WHAT TO WORK ON: Scan the entries below for the word "Schiedsrichter". Copy each line that has it.

DATA FOR THIS EXERCISE:

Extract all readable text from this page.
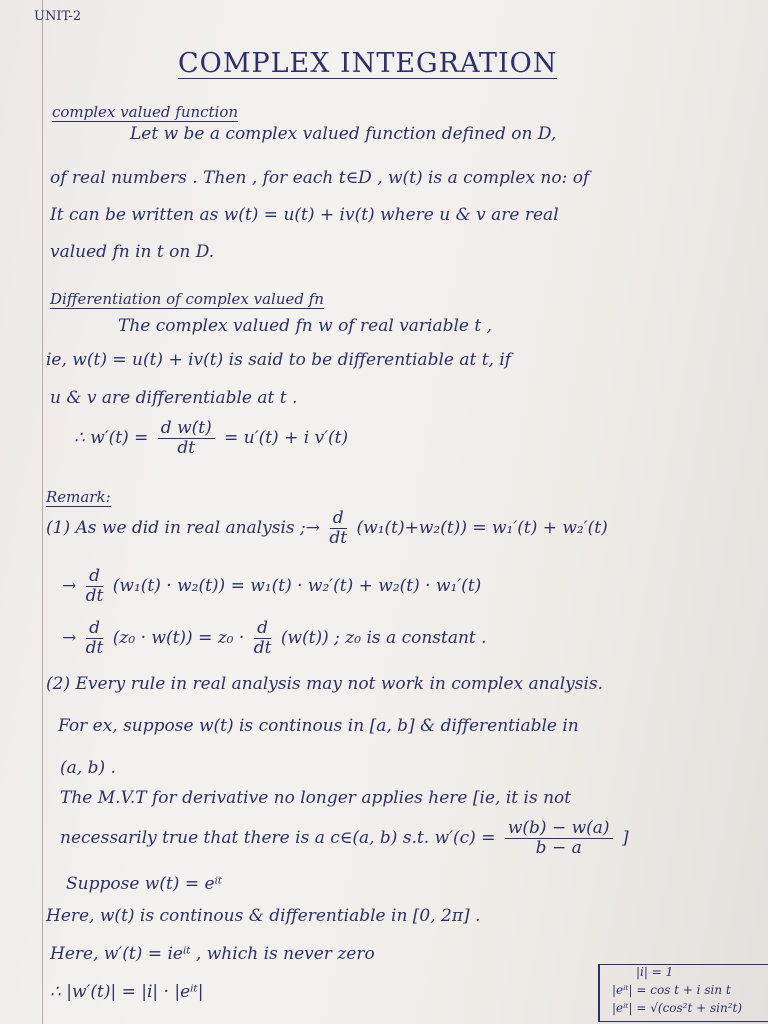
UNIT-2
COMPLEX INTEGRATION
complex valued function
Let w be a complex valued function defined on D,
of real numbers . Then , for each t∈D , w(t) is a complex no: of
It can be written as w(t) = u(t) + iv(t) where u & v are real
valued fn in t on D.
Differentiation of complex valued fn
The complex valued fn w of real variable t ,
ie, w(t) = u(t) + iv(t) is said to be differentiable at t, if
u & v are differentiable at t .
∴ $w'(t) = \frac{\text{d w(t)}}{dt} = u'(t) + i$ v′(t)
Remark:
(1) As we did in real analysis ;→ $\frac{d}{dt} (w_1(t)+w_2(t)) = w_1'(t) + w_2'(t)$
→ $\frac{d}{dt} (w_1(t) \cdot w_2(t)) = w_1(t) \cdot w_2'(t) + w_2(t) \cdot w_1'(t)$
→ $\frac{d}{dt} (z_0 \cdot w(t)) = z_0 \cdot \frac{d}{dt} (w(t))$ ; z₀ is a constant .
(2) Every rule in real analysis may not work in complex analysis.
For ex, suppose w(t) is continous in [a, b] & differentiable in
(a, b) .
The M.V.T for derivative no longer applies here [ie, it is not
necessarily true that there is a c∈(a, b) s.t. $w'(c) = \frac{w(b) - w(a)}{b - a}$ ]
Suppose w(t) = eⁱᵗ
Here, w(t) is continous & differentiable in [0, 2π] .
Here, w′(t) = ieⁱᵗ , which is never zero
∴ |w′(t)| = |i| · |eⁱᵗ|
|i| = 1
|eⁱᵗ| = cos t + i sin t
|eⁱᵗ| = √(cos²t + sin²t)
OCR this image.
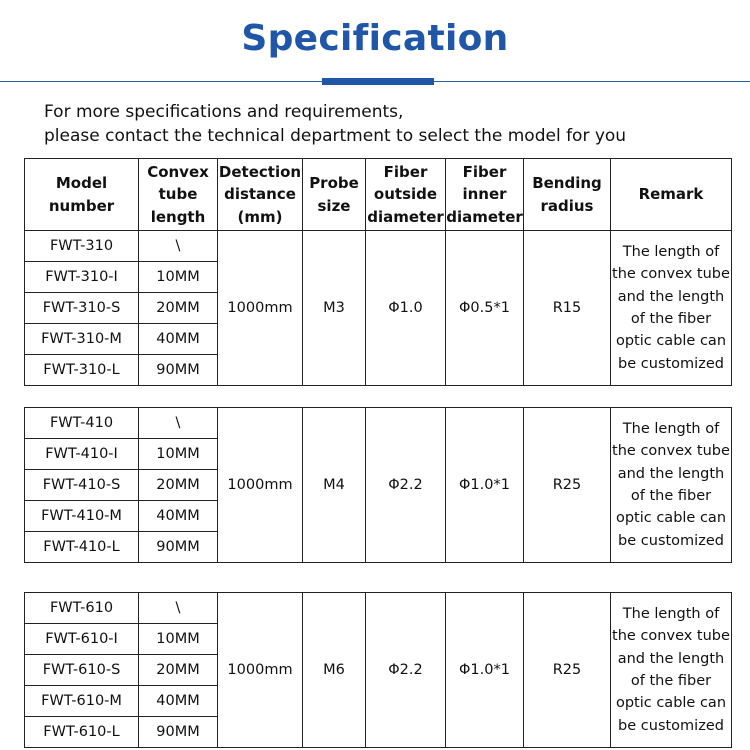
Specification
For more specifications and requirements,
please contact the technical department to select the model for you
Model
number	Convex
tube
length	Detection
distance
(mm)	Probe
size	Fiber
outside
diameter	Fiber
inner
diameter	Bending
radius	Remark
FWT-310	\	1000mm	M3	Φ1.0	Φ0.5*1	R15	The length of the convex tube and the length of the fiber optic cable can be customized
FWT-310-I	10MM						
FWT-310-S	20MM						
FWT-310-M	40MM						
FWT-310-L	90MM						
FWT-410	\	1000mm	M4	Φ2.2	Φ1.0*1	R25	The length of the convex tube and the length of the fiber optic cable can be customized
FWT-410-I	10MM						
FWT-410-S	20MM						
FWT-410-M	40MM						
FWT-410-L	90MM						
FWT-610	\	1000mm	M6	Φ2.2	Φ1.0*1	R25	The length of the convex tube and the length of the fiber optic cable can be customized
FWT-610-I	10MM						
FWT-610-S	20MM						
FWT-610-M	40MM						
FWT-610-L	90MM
* * *
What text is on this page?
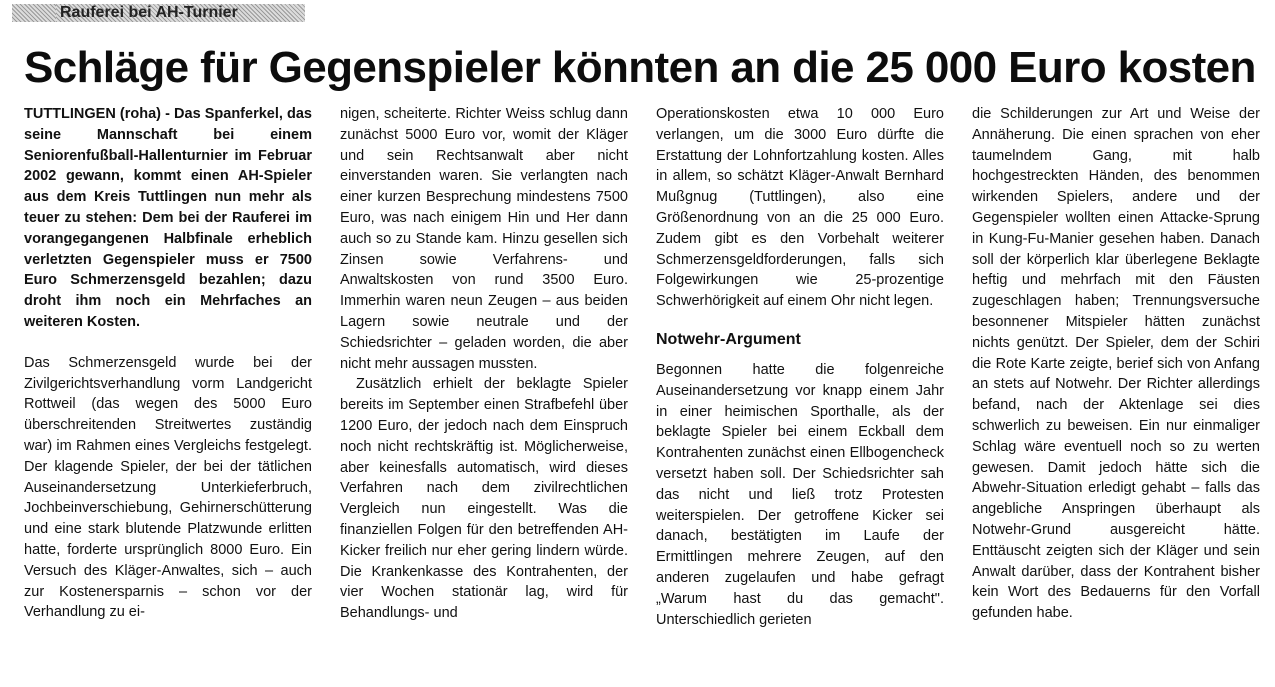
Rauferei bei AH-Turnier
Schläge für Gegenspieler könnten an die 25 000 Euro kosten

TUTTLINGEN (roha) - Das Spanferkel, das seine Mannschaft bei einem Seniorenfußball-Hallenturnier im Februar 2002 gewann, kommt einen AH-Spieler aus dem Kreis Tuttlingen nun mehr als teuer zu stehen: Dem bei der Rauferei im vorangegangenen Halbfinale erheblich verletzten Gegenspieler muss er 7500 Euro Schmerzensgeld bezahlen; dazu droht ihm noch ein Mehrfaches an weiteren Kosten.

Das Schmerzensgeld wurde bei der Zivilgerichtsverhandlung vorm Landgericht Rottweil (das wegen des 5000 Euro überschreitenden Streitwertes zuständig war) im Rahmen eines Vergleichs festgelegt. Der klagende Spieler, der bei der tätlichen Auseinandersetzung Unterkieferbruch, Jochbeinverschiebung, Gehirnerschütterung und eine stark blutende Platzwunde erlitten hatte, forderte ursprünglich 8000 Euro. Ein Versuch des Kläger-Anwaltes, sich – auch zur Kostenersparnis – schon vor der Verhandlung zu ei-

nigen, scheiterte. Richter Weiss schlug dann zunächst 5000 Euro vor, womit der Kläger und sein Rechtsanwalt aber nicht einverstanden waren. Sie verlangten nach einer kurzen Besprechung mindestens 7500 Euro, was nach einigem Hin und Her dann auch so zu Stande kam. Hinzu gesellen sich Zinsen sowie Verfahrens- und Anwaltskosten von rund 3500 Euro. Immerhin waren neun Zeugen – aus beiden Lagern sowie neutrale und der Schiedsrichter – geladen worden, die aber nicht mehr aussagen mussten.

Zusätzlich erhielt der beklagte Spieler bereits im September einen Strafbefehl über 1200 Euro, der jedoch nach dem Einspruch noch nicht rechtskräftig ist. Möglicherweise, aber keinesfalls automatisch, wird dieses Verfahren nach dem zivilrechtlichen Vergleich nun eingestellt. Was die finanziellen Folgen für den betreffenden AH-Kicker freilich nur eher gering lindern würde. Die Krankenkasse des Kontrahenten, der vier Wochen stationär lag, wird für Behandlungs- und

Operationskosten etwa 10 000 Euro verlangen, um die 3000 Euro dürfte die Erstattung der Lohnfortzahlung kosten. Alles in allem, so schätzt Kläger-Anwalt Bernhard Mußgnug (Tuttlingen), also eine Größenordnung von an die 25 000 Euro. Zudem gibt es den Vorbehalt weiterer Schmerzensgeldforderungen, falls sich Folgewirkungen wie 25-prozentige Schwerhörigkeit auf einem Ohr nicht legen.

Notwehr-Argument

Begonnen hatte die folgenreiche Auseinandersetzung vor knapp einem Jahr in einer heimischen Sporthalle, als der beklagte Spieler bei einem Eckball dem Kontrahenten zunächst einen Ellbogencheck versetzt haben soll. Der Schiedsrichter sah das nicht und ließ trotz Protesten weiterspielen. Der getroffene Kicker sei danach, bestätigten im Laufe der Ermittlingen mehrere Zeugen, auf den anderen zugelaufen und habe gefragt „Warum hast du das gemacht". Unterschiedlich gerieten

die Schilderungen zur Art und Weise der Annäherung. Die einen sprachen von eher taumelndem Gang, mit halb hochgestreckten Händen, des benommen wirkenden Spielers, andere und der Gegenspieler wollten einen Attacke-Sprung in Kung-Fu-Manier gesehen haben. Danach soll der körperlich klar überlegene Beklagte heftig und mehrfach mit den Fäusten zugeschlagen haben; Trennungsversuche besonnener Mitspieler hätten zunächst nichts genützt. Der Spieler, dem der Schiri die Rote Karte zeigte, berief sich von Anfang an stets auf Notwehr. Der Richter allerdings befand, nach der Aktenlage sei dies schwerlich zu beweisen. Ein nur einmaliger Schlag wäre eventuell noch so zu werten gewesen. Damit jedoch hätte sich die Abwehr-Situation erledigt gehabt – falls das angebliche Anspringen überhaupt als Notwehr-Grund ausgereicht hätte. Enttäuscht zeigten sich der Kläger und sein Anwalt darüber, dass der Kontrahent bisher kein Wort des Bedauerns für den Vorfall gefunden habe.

EXERCISE ANSWER:
nigen, scheiterte. Richter Weiss schlug dann zunächst 5000 Euro vor, womit der Kläger und sein Rechtsanwalt aber nicht einverstanden waren. Sie verlangten nach einer kurzen Besprechung mindestens 7500 Euro, was nach einigem Hin und Her dann auch so zu Stande kam. Hinzu gesellen sich Zinsen sowie Verfahrens- und Anwaltskosten von rund 3500 Euro. Immerhin waren neun Zeugen – aus beiden Lagern sowie neutrale und der Schiedsrichter – geladen worden, die aber nicht mehr aussagen mussten.
Begonnen hatte die folgenreiche Auseinandersetzung vor knapp einem Jahr in einer heimischen Sporthalle, als der beklagte Spieler bei einem Eckball dem Kontrahenten zunächst einen Ellbogencheck versetzt haben soll. Der Schiedsrichter sah das nicht und ließ trotz Protesten weiterspielen. Der getroffene Kicker sei danach, bestätigten im Laufe der Ermittlingen mehrere Zeugen, auf den anderen zugelaufen und habe gefragt „Warum hast du das gemacht". Unterschiedlich gerieten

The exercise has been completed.